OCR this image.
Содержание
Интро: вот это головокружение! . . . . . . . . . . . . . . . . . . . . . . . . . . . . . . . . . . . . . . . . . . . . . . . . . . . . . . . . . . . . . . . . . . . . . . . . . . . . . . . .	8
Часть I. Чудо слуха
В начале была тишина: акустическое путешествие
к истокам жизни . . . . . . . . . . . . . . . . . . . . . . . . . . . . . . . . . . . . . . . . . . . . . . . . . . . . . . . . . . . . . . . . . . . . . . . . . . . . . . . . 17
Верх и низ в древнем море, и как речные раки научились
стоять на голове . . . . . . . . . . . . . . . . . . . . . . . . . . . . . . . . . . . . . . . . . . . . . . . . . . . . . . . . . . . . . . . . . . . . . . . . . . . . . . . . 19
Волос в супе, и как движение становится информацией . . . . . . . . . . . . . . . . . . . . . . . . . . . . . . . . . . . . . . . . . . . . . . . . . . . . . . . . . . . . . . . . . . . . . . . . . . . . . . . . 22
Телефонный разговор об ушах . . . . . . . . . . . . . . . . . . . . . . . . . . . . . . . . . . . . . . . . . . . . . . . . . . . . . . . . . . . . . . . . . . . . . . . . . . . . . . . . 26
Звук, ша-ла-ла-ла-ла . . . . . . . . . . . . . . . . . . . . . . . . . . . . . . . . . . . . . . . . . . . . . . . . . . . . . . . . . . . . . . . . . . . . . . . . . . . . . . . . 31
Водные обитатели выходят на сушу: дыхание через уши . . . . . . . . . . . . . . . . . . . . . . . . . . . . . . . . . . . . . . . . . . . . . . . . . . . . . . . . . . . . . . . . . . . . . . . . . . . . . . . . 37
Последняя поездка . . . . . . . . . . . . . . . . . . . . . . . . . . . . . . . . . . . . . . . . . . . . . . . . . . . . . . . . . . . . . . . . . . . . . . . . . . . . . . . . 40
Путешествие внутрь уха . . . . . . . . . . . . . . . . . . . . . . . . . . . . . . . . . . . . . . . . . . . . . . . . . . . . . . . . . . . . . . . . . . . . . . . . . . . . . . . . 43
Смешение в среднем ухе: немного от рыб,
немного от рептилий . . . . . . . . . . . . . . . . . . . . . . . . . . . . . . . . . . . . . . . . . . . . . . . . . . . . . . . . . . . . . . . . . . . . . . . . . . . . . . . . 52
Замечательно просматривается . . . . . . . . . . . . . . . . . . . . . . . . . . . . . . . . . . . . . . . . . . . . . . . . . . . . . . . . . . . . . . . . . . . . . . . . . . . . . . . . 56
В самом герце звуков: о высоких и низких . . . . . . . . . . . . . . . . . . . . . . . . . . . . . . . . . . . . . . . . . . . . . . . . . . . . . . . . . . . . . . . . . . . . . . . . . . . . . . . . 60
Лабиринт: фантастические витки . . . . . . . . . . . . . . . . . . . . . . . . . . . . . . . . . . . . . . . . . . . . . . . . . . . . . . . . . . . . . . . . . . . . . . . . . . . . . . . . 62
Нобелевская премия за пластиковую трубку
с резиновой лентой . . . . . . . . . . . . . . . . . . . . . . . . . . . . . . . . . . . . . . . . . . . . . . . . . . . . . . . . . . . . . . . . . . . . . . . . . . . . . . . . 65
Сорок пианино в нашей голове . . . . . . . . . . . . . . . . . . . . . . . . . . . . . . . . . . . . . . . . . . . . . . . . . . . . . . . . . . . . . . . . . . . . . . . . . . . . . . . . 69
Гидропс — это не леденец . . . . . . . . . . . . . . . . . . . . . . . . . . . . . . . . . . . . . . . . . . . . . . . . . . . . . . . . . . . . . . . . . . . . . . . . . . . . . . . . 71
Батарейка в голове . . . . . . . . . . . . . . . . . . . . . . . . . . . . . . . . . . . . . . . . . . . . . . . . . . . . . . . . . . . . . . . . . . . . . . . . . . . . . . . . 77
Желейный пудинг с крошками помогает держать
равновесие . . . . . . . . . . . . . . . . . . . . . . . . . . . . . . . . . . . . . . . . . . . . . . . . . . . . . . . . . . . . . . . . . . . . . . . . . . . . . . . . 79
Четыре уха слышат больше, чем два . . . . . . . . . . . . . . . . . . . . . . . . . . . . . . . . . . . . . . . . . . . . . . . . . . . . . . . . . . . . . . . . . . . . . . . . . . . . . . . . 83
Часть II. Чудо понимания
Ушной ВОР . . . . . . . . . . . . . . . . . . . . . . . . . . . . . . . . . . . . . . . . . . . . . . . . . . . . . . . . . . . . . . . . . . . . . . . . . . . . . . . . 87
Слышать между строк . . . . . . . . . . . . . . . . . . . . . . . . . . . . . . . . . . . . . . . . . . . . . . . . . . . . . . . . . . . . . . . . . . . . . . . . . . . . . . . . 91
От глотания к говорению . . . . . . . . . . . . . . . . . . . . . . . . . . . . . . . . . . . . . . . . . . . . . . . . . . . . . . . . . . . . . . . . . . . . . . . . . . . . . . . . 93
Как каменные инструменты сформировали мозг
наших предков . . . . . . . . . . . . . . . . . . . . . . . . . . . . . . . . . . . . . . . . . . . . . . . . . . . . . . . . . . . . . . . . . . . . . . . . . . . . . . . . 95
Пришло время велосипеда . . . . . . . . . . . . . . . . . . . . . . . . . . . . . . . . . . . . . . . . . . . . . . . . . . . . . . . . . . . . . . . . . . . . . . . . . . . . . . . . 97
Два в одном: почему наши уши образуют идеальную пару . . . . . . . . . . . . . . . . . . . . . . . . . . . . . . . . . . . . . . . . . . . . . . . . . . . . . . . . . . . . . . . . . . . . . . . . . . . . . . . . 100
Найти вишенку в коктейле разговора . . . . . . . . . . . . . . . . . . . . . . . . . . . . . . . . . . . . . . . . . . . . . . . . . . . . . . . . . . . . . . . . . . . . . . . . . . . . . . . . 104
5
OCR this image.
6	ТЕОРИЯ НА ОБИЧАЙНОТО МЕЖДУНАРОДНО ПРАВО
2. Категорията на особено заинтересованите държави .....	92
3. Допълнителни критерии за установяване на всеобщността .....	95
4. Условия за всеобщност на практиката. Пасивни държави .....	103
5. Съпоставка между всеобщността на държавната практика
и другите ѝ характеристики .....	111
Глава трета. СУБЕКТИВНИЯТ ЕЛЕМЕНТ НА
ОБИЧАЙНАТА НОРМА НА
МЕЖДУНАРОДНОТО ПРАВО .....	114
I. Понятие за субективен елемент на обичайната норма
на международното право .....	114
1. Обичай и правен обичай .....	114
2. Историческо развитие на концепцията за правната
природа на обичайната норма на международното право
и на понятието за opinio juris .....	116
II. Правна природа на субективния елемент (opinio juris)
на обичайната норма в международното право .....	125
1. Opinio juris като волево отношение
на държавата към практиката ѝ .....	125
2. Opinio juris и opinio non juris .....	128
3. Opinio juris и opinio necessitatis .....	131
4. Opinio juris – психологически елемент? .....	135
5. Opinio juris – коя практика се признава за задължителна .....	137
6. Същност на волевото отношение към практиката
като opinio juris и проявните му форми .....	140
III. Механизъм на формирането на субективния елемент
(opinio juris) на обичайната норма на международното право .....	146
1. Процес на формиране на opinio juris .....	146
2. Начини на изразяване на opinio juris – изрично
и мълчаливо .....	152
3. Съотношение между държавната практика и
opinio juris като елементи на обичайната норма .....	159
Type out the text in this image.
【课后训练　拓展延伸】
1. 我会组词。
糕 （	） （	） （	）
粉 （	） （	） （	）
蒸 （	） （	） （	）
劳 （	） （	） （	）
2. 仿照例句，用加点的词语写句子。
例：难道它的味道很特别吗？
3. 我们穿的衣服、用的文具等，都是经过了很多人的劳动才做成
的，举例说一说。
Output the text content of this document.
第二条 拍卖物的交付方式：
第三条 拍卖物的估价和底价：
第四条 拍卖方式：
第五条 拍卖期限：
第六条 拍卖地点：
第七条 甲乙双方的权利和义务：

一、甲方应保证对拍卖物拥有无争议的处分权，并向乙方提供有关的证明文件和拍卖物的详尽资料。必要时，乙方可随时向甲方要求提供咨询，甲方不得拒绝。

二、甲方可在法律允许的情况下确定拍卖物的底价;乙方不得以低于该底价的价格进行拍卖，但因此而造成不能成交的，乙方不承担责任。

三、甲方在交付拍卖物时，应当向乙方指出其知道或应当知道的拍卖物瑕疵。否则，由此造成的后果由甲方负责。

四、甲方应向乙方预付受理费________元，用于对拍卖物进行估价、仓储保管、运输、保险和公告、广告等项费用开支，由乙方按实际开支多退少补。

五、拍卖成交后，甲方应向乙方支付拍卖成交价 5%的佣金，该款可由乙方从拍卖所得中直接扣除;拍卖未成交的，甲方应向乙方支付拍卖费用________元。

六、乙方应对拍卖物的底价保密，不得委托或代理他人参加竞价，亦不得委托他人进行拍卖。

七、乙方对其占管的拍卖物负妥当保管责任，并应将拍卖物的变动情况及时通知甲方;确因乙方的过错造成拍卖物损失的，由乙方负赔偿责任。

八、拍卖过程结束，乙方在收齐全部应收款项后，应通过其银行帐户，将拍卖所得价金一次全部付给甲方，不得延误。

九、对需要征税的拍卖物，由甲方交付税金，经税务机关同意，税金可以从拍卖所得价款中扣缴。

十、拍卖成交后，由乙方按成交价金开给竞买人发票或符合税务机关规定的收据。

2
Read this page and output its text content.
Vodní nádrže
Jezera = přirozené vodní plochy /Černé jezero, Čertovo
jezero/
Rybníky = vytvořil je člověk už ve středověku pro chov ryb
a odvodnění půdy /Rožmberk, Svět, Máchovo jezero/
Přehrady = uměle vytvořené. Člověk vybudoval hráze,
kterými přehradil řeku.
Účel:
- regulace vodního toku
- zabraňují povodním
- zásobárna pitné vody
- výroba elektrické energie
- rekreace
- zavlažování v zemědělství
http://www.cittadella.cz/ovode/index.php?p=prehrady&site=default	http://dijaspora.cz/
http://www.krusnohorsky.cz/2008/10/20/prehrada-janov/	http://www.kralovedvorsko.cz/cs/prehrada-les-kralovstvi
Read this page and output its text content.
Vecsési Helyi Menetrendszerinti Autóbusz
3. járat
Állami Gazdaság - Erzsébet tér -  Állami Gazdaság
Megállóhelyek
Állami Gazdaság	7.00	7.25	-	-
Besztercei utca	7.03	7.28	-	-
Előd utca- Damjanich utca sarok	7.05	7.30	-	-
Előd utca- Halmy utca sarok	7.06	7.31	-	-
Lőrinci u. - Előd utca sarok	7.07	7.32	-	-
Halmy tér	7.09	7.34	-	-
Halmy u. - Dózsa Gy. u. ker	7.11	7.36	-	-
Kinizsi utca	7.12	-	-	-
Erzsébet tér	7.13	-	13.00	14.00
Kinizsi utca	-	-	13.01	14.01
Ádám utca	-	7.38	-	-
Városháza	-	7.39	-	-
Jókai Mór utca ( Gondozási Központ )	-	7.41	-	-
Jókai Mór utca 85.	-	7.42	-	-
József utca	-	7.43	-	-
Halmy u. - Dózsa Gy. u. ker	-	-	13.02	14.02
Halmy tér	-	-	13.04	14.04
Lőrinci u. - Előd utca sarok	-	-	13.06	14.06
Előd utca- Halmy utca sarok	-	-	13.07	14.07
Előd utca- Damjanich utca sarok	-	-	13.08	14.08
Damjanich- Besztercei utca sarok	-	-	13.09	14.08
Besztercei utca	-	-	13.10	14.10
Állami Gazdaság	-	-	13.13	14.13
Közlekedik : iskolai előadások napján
==*==
:: WHAT YOU HAVE TO DO ::
Find all lines with "http" in them and copy each one.

:: SOLVED EXERCISE ::
http://www.cittadella.cz/ovode/index.php?p=prehrady&site=default	http://dijaspora.cz/
http://www.krusnohorsky.cz/2008/10/20/prehrada-janov/	http://www.kralovedvorsko.cz/cs/prehrada-les-kralovstvi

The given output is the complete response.